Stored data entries
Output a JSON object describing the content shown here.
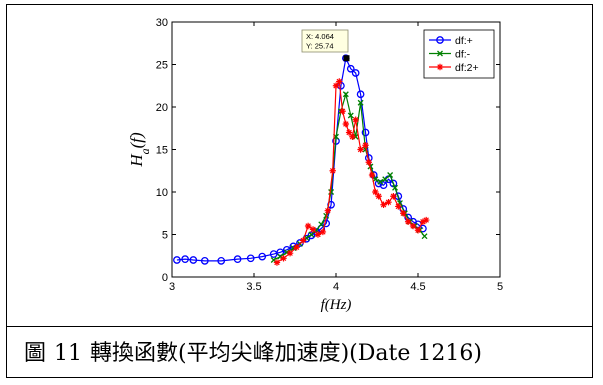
{
  "caption": {
    "prefix": "圖",
    "number": "11",
    "text": "轉換函數(平均尖峰加速度)(Date 1216)"
  },
  "chart_data": {
    "type": "line",
    "xlabel": "f(Hz)",
    "ylabel": "Ha(f)",
    "ylabel_main": "H",
    "ylabel_sub": "a",
    "ylabel_suffix": "(f)",
    "xlim": [
      3,
      5
    ],
    "ylim": [
      0,
      30
    ],
    "xticks": [
      3,
      3.5,
      4,
      4.5,
      5
    ],
    "yticks": [
      0,
      5,
      10,
      15,
      20,
      25,
      30
    ],
    "grid": false,
    "legend_position": "top-right",
    "datatip": {
      "x": 4.064,
      "y": 25.74,
      "x_label": "X: 4.064",
      "y_label": "Y: 25.74"
    },
    "series": [
      {
        "name": "df:+",
        "color": "#0000ff",
        "marker": "circle",
        "x": [
          3.03,
          3.08,
          3.13,
          3.2,
          3.3,
          3.4,
          3.48,
          3.55,
          3.62,
          3.66,
          3.7,
          3.74,
          3.78,
          3.82,
          3.85,
          3.88,
          3.91,
          3.94,
          3.97,
          4.0,
          4.03,
          4.06,
          4.09,
          4.12,
          4.15,
          4.18,
          4.2,
          4.23,
          4.26,
          4.29,
          4.32,
          4.35,
          4.38,
          4.41,
          4.44,
          4.47,
          4.5,
          4.53
        ],
        "y": [
          2.0,
          2.1,
          2.0,
          1.9,
          1.9,
          2.1,
          2.2,
          2.4,
          2.7,
          2.9,
          3.2,
          3.6,
          4.0,
          4.5,
          4.9,
          5.3,
          5.7,
          6.3,
          8.5,
          16.0,
          22.5,
          25.74,
          24.5,
          24.0,
          21.5,
          17.0,
          14.0,
          12.0,
          11.0,
          10.8,
          11.5,
          11.0,
          9.5,
          8.0,
          7.0,
          6.5,
          6.2,
          5.7
        ]
      },
      {
        "name": "df:-",
        "color": "#008000",
        "marker": "x",
        "x": [
          3.62,
          3.66,
          3.7,
          3.74,
          3.78,
          3.82,
          3.85,
          3.88,
          3.91,
          3.94,
          3.97,
          4.0,
          4.03,
          4.06,
          4.09,
          4.12,
          4.15,
          4.18,
          4.21,
          4.24,
          4.27,
          4.3,
          4.33,
          4.36,
          4.39,
          4.42,
          4.45,
          4.48,
          4.51,
          4.54
        ],
        "y": [
          2.0,
          2.4,
          2.9,
          3.4,
          3.9,
          4.6,
          5.0,
          5.5,
          6.2,
          7.2,
          10.0,
          16.5,
          19.5,
          21.5,
          19.0,
          16.5,
          20.5,
          15.0,
          13.0,
          11.5,
          11.2,
          11.5,
          12.0,
          10.5,
          8.7,
          7.5,
          6.5,
          6.0,
          5.5,
          4.8
        ]
      },
      {
        "name": "df:2+",
        "color": "#ff0000",
        "marker": "star",
        "x": [
          3.64,
          3.68,
          3.72,
          3.76,
          3.8,
          3.83,
          3.86,
          3.89,
          3.92,
          3.95,
          3.98,
          4.0,
          4.02,
          4.04,
          4.06,
          4.08,
          4.1,
          4.12,
          4.15,
          4.18,
          4.2,
          4.22,
          4.24,
          4.26,
          4.29,
          4.32,
          4.35,
          4.38,
          4.41,
          4.44,
          4.47,
          4.5,
          4.53,
          4.55
        ],
        "y": [
          1.7,
          2.2,
          2.8,
          3.5,
          4.3,
          6.0,
          5.6,
          5.0,
          5.3,
          7.8,
          12.5,
          22.5,
          23.0,
          19.5,
          18.0,
          17.0,
          16.5,
          18.5,
          15.0,
          15.5,
          13.5,
          12.0,
          10.0,
          9.5,
          8.5,
          8.8,
          9.5,
          8.3,
          7.5,
          6.5,
          6.0,
          5.5,
          6.5,
          6.7
        ]
      }
    ]
  }
}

Exercise prompt
Which lines of the material contain the string "color"? List each of them.

Correct output
        "color": "#0000ff",
        "color": "#008000",
        "color": "#ff0000",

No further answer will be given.